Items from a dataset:
☆ ☆ ☆ ☆
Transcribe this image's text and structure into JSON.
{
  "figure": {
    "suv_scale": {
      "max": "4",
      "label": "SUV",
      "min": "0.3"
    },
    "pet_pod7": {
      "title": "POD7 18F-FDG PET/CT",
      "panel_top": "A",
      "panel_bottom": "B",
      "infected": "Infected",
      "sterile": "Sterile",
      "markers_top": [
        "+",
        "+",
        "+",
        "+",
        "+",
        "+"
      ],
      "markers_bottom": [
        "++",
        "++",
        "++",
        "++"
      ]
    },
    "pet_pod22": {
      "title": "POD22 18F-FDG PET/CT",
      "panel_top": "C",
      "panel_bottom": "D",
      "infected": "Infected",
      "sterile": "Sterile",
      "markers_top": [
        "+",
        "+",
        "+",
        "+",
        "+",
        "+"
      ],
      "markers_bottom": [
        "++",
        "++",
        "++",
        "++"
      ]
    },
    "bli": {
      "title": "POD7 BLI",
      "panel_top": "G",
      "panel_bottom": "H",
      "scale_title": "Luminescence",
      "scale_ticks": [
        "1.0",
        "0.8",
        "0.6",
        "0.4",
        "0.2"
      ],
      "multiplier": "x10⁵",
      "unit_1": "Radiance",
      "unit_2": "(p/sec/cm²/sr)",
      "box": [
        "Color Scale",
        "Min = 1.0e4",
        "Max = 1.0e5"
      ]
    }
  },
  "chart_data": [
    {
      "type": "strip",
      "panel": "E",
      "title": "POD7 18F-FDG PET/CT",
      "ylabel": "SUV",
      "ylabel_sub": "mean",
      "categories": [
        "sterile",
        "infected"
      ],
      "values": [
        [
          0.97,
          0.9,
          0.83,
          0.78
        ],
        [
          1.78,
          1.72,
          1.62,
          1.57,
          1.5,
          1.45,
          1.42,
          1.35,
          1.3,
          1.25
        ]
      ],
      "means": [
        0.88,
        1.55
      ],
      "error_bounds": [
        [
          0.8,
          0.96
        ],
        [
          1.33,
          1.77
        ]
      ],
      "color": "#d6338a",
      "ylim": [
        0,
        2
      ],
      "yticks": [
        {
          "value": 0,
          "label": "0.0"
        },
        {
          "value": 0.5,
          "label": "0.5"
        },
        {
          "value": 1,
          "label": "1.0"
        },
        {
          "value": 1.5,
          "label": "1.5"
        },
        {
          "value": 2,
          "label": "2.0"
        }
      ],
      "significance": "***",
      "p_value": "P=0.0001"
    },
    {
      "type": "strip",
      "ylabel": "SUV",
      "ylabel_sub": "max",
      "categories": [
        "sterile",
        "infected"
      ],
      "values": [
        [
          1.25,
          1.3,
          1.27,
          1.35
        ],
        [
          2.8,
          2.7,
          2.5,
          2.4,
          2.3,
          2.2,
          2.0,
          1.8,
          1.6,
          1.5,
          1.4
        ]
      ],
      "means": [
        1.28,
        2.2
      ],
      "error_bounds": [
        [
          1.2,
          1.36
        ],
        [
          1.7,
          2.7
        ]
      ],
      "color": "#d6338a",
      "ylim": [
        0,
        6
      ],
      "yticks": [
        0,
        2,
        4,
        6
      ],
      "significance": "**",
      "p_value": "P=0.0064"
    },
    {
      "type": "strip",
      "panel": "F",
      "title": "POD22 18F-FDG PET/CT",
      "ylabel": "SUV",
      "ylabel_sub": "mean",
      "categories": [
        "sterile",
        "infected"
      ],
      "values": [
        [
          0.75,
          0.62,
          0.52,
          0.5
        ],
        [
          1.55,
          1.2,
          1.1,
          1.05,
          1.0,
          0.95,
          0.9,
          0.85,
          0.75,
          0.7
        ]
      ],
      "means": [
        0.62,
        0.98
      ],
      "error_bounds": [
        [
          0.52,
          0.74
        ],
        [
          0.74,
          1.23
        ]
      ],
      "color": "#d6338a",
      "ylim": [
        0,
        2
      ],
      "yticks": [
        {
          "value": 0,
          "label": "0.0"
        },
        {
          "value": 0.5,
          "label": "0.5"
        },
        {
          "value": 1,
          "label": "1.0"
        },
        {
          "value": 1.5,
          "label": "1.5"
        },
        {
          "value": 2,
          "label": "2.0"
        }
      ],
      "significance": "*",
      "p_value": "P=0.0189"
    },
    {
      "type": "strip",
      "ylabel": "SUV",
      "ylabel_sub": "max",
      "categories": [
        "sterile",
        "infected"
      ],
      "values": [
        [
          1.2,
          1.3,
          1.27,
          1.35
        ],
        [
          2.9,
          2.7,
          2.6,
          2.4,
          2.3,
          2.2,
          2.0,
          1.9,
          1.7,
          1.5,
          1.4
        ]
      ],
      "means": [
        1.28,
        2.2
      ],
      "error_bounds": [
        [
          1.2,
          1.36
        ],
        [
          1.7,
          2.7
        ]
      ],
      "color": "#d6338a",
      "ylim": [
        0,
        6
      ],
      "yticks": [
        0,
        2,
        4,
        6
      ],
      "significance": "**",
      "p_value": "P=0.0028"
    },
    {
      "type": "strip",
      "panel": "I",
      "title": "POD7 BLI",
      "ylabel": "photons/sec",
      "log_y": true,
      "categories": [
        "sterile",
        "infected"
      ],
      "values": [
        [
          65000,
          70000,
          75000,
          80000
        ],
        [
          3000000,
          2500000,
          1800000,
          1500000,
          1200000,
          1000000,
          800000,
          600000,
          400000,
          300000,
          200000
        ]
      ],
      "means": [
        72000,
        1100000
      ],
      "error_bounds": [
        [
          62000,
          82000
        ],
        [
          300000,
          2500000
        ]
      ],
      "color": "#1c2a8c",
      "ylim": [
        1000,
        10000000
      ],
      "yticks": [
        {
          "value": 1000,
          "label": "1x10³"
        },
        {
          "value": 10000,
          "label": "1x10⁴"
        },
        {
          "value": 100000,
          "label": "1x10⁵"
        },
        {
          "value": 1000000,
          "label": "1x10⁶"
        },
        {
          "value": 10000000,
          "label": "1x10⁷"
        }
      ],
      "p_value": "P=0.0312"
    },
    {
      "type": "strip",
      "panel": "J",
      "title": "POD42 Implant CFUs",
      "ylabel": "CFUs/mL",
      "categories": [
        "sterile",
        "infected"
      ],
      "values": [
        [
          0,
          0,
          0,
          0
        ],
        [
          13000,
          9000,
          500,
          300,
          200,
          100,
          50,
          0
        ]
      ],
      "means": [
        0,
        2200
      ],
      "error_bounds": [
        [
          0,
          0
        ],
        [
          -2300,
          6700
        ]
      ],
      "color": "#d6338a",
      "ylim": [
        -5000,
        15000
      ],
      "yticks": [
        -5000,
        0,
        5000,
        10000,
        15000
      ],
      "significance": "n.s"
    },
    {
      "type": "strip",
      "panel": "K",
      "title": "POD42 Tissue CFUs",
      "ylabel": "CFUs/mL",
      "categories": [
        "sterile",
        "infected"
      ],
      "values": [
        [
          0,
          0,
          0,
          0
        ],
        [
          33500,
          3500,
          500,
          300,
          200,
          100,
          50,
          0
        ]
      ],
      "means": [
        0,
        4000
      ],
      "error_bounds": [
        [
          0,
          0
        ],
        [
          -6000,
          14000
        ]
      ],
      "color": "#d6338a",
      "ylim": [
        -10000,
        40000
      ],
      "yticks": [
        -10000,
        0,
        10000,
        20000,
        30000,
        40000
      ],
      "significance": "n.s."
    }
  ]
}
☆ ☆ ☆ ☆
- **What the task asks**:
Copy all of the data. Keep every word exactly as it is.

- **Response**:
Transcribe this image's text and structure into JSON.
{
  "figure": {
    "suv_scale": {
      "max": "4",
      "label": "SUV",
      "min": "0.3"
    },
    "pet_pod7": {
      "title": "POD7 18F-FDG PET/CT",
      "panel_top": "A",
      "panel_bottom": "B",
      "infected": "Infected",
      "sterile": "Sterile",
      "markers_top": [
        "+",
        "+",
        "+",
        "+",
        "+",
        "+"
      ],
      "markers_bottom": [
        "++",
        "++",
        "++",
        "++"
      ]
    },
    "pet_pod22": {
      "title": "POD22 18F-FDG PET/CT",
      "panel_top": "C",
      "panel_bottom": "D",
      "infected": "Infected",
      "sterile": "Sterile",
      "markers_top": [
        "+",
        "+",
        "+",
        "+",
        "+",
        "+"
      ],
      "markers_bottom": [
        "++",
        "++",
        "++",
        "++"
      ]
    },
    "bli": {
      "title": "POD7 BLI",
      "panel_top": "G",
      "panel_bottom": "H",
      "scale_title": "Luminescence",
      "scale_ticks": [
        "1.0",
        "0.8",
        "0.6",
        "0.4",
        "0.2"
      ],
      "multiplier": "x10⁵",
      "unit_1": "Radiance",
      "unit_2": "(p/sec/cm²/sr)",
      "box": [
        "Color Scale",
        "Min = 1.0e4",
        "Max = 1.0e5"
      ]
    }
  },
  "chart_data": [
    {
      "type": "strip",
      "panel": "E",
      "title": "POD7 18F-FDG PET/CT",
      "ylabel": "SUV",
      "ylabel_sub": "mean",
      "categories": [
        "sterile",
        "infected"
      ],
      "values": [
        [
          0.97,
          0.9,
          0.83,
          0.78
        ],
        [
          1.78,
          1.72,
          1.62,
          1.57,
          1.5,
          1.45,
          1.42,
          1.35,
          1.3,
          1.25
        ]
      ],
      "means": [
        0.88,
        1.55
      ],
      "error_bounds": [
        [
          0.8,
          0.96
        ],
        [
          1.33,
          1.77
        ]
      ],
      "color": "#d6338a",
      "ylim": [
        0,
        2
      ],
      "yticks": [
        {
          "value": 0,
          "label": "0.0"
        },
        {
          "value": 0.5,
          "label": "0.5"
        },
        {
          "value": 1,
          "label": "1.0"
        },
        {
          "value": 1.5,
          "label": "1.5"
        },
        {
          "value": 2,
          "label": "2.0"
        }
      ],
      "significance": "***",
      "p_value": "P=0.0001"
    },
    {
      "type": "strip",
      "ylabel": "SUV",
      "ylabel_sub": "max",
      "categories": [
        "sterile",
        "infected"
      ],
      "values": [
        [
          1.25,
          1.3,
          1.27,
          1.35
        ],
        [
          2.8,
          2.7,
          2.5,
          2.4,
          2.3,
          2.2,
          2.0,
          1.8,
          1.6,
          1.5,
          1.4
        ]
      ],
      "means": [
        1.28,
        2.2
      ],
      "error_bounds": [
        [
          1.2,
          1.36
        ],
        [
          1.7,
          2.7
        ]
      ],
      "color": "#d6338a",
      "ylim": [
        0,
        6
      ],
      "yticks": [
        0,
        2,
        4,
        6
      ],
      "significance": "**",
      "p_value": "P=0.0064"
    },
    {
      "type": "strip",
      "panel": "F",
      "title": "POD22 18F-FDG PET/CT",
      "ylabel": "SUV",
      "ylabel_sub": "mean",
      "categories": [
        "sterile",
        "infected"
      ],
      "values": [
        [
          0.75,
          0.62,
          0.52,
          0.5
        ],
        [
          1.55,
          1.2,
          1.1,
          1.05,
          1.0,
          0.95,
          0.9,
          0.85,
          0.75,
          0.7
        ]
      ],
      "means": [
        0.62,
        0.98
      ],
      "error_bounds": [
        [
          0.52,
          0.74
        ],
        [
          0.74,
          1.23
        ]
      ],
      "color": "#d6338a",
      "ylim": [
        0,
        2
      ],
      "yticks": [
        {
          "value": 0,
          "label": "0.0"
        },
        {
          "value": 0.5,
          "label": "0.5"
        },
        {
          "value": 1,
          "label": "1.0"
        },
        {
          "value": 1.5,
          "label": "1.5"
        },
        {
          "value": 2,
          "label": "2.0"
        }
      ],
      "significance": "*",
      "p_value": "P=0.0189"
    },
    {
      "type": "strip",
      "ylabel": "SUV",
      "ylabel_sub": "max",
      "categories": [
        "sterile",
        "infected"
      ],
      "values": [
        [
          1.2,
          1.3,
          1.27,
          1.35
        ],
        [
          2.9,
          2.7,
          2.6,
          2.4,
          2.3,
          2.2,
          2.0,
          1.9,
          1.7,
          1.5,
          1.4
        ]
      ],
      "means": [
        1.28,
        2.2
      ],
      "error_bounds": [
        [
          1.2,
          1.36
        ],
        [
          1.7,
          2.7
        ]
      ],
      "color": "#d6338a",
      "ylim": [
        0,
        6
      ],
      "yticks": [
        0,
        2,
        4,
        6
      ],
      "significance": "**",
      "p_value": "P=0.0028"
    },
    {
      "type": "strip",
      "panel": "I",
      "title": "POD7 BLI",
      "ylabel": "photons/sec",
      "log_y": true,
      "categories": [
        "sterile",
        "infected"
      ],
      "values": [
        [
          65000,
          70000,
          75000,
          80000
        ],
        [
          3000000,
          2500000,
          1800000,
          1500000,
          1200000,
          1000000,
          800000,
          600000,
          400000,
          300000,
          200000
        ]
      ],
      "means": [
        72000,
        1100000
      ],
      "error_bounds": [
        [
          62000,
          82000
        ],
        [
          300000,
          2500000
        ]
      ],
      "color": "#1c2a8c",
      "ylim": [
        1000,
        10000000
      ],
      "yticks": [
        {
          "value": 1000,
          "label": "1x10³"
        },
        {
          "value": 10000,
          "label": "1x10⁴"
        },
        {
          "value": 100000,
          "label": "1x10⁵"
        },
        {
          "value": 1000000,
          "label": "1x10⁶"
        },
        {
          "value": 10000000,
          "label": "1x10⁷"
        }
      ],
      "p_value": "P=0.0312"
    },
    {
      "type": "strip",
      "panel": "J",
      "title": "POD42 Implant CFUs",
      "ylabel": "CFUs/mL",
      "categories": [
        "sterile",
        "infected"
      ],
      "values": [
        [
          0,
          0,
          0,
          0
        ],
        [
          13000,
          9000,
          500,
          300,
          200,
          100,
          50,
          0
        ]
      ],
      "means": [
        0,
        2200
      ],
      "error_bounds": [
        [
          0,
          0
        ],
        [
          -2300,
          6700
        ]
      ],
      "color": "#d6338a",
      "ylim": [
        -5000,
        15000
      ],
      "yticks": [
        -5000,
        0,
        5000,
        10000,
        15000
      ],
      "significance": "n.s"
    },
    {
      "type": "strip",
      "panel": "K",
      "title": "POD42 Tissue CFUs",
      "ylabel": "CFUs/mL",
      "categories": [
        "sterile",
        "infected"
      ],
      "values": [
        [
          0,
          0,
          0,
          0
        ],
        [
          33500,
          3500,
          500,
          300,
          200,
          100,
          50,
          0
        ]
      ],
      "means": [
        0,
        4000
      ],
      "error_bounds": [
        [
          0,
          0
        ],
        [
          -6000,
          14000
        ]
      ],
      "color": "#d6338a",
      "ylim": [
        -10000,
        40000
      ],
      "yticks": [
        -10000,
        0,
        10000,
        20000,
        30000,
        40000
      ],
      "significance": "n.s."
    }
  ]
}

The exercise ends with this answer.